_EXTRACT TO READ_.
###
We ALL need to be held accountable for what we say, write and do.

Respectfully,
Tim Hartman
WMAA


----------



## Dieter

> The main problem is in the name of Modern Arnis. At this time there is only one. Before there was two. One taught by Remy, and a second taught by his brother Ernesto. Most of the Europeans that do Modern Arnis do the Ernesto?s style were most of the Americans do Remy?s.



This used to be like that. But for  Remy examened the last 50 of our black belt exams and did not tell me "you are doing Ernestos style and not mine", I count myself to Remy´s Modern Arnis, no matter if you say we are or we are not. After the gradings he said on in the seminars, that he always was VERY happy with the quality of the gradings.

And Remy promoted me to DATU in 1996 for exeptional efforts in spreading Modern Arnis. And he should know.  



> Eventually Ernesto changed the name to Kombaton. Many of the Europeans still call it Modern Arnis.



This was years after we split.



> My comments about the WMAA accomplishments in no way were meant to insult Dieter



I did not take it as a personal insult. I would not expect that anyway. Nor was I trying to insult Tim. 
All I wanted to poit out is the fact, that the world is bigger than the US and I have the feeling that US americans sometimes tend to forget this a little.
###
_INFORMATION SHOWN_.
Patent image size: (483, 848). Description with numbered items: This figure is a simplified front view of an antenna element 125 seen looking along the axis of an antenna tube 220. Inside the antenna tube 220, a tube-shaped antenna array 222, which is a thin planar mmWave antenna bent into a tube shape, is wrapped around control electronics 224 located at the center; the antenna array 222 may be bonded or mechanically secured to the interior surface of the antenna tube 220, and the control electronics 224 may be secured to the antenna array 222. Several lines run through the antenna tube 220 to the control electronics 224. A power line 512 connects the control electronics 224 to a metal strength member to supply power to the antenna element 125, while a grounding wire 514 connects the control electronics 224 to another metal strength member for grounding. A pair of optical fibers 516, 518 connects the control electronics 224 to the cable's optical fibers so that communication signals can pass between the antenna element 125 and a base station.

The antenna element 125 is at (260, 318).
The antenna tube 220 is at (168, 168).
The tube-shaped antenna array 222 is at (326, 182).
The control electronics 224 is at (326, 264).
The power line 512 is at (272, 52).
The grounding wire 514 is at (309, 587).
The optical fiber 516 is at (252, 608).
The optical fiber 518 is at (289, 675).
###
_SHORT EXERCISE 1_. Name every person who is mentioned by name in the forum thread on Modern Arnis.
_SHORT EXERCISE 2_. Carry on the forum thread on Modern Arnis from the point where it stops.

_RESPONSE 1_. Tim Hartman, Dieter, Remy, Ernesto

_RESPONSE 2_.
> I think of a different system than what I?m doing. In the future I?ll probably put something to the extent that the WMAA is the largest Modern Arnis group in the world (Based on the teachings of Remy A. Presas). Hopefully this will eliminate any confusion in the future.



This is exactly the point: Do you know how big the group in Australia is, where Roland Dantes teaches? How about the Philippines? Don´t they belong to the world? Do you know how big they are? I don´t. Why don´t you say "USA" and we are in agreement?



> I think of a different system than what I?m doing.


This is interesting. And still, even though you think of a different system, you list 8 danish schools as WMAA schools (25 % of the WMAA), even though they base on my and Ernestos teaching and not on yours.

We call this " measuring with 2 different scales"
And we also do base our teaching to a large extend on the teaching of Remy. 


I don´t write all that to say that we are bigger. Thats not the point.  
As we are influenced by Ernesto, you are by your Balintawak teacher and Dr. Guy for example. We all have our individual way and Remy accepted this.

Granted, there are differences (I will demonstrate at the symposium) but I´ll bet there are differenced between Tim´s,  Dan´s and Kelly´s Modern Arnis as well. And you all learned under Remy.

Remy gave us the freedom not to be like robots, everybody like the other, so expect that there are differences.

Regards

Dieter Knüttel
Datu of Modern Arnis


----------



## Datu Tim Hartman

You see, that is how the communication is supposed to work.  I wrote something, Dieter questioned it, I explained my position, then he explained his.  No harm, no foul.  This is what I expected from the IMAF.  When I ask questions, I don't mix words.  When I try to be PC, sometimes the message doesn't come across right.  If anyone has questions about me or the WMAA, I am more than happy to answer them.  Although some things are not meant for public discussion.  If you make a claim on a public forum, then be prepared to answer it publically.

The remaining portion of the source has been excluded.